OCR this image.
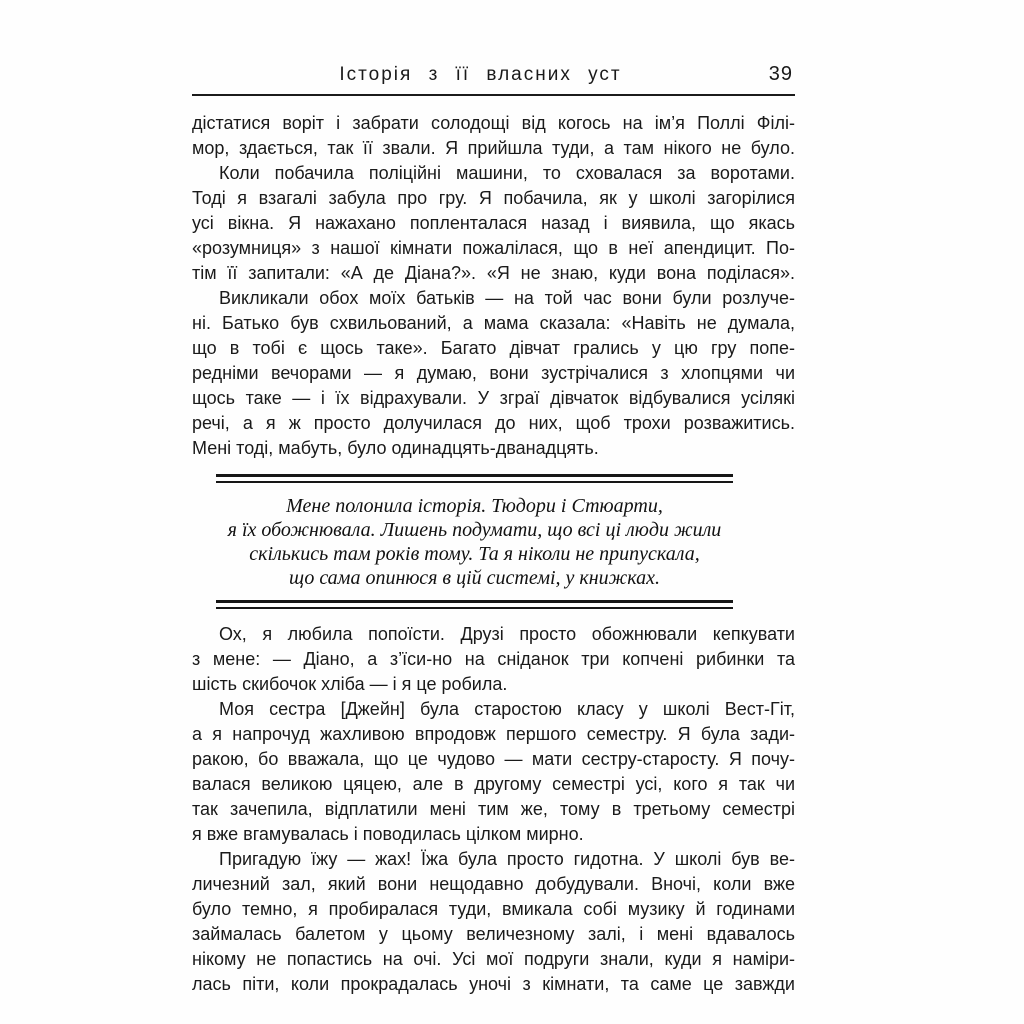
Історія з її власних уст	39
дістатися воріт і забрати солодощі від когось на ім’я Поллі Філі-
мор, здається, так її звали. Я прийшла туди, а там нікого не було.
Коли побачила поліційні машини, то сховалася за воротами.
Тоді я взагалі забула про гру. Я побачила, як у школі загорілися
усі вікна. Я нажахано попленталася назад і виявила, що якась
«розумниця» з нашої кімнати пожалілася, що в неї апендицит. По-
тім її запитали: «А де Діана?». «Я не знаю, куди вона поділася».
Викликали обох моїх батьків — на той час вони були розлуче-
ні. Батько був схвильований, а мама сказала: «Навіть не думала,
що в тобі є щось таке». Багато дівчат грались у цю гру попе-
редніми вечорами — я думаю, вони зустрічалися з хлопцями чи
щось таке — і їх відрахували. У зграї дівчаток відбувалися усілякі
речі, а я ж просто долучилася до них, щоб трохи розважитись.
Мені тоді, мабуть, було одинадцять-дванадцять.
Мене полонила історія. Тюдори і Стюарти,
я їх обожнювала. Лишень подумати, що всі ці люди жили
скількись там років тому. Та я ніколи не припускала,
що сама опинюся в цій системі, у книжках.
Ох, я любила попоїсти. Друзі просто обожнювали кепкувати
з мене: — Діано, а з’їси-но на сніданок три копчені рибинки та
шість скибочок хліба — і я це робила.
Моя сестра [Джейн] була старостою класу у школі Вест-Гіт,
а я напрочуд жахливою впродовж першого семестру. Я була зади-
ракою, бо вважала, що це чудово — мати сестру-старосту. Я почу-
валася великою цяцею, але в другому семестрі усі, кого я так чи
так зачепила, відплатили мені тим же, тому в третьому семестрі
я вже вгамувалась і поводилась цілком мирно.
Пригадую їжу — жах! Їжа була просто гидотна. У школі був ве-
личезний зал, який вони нещодавно добудували. Вночі, коли вже
було темно, я пробиралася туди, вмикала собі музику й годинами
займалась балетом у цьому величезному залі, і мені вдавалось
нікому не попастись на очі. Усі мої подруги знали, куди я наміри-
лась піти, коли прокрадалась уночі з кімнати, та саме це завжди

====================

GIVEN INSTRUCTION: Within the listing above, find every line containing the string "школі" and return it.

CORRECT RESULT:
Тоді я взагалі забула про гру. Я побачила, як у школі загорілися
Моя сестра [Джейн] була старостою класу у школі Вест-Гіт,
Пригадую їжу — жах! Їжа була просто гидотна. У школі був ве-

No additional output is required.